Below you will find a set of lines. Repeat them all exactly.

═══ STORED DATA

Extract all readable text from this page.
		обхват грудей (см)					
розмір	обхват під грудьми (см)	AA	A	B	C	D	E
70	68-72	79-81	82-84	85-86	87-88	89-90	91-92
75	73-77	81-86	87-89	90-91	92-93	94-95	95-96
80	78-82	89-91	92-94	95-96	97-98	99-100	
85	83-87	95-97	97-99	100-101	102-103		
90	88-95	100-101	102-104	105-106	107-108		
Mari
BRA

══════

## EXERCISE SOLUTION
Extract all readable text from this page.
		обхват грудей (см)					
розмір	обхват під грудьми (см)	AA	A	B	C	D	E
70	68-72	79-81	82-84	85-86	87-88	89-90	91-92
75	73-77	81-86	87-89	90-91	92-93	94-95	95-96
80	78-82	89-91	92-94	95-96	97-98	99-100	
85	83-87	95-97	97-99	100-101	102-103		
90	88-95	100-101	102-104	105-106	107-108		
Mari
BRA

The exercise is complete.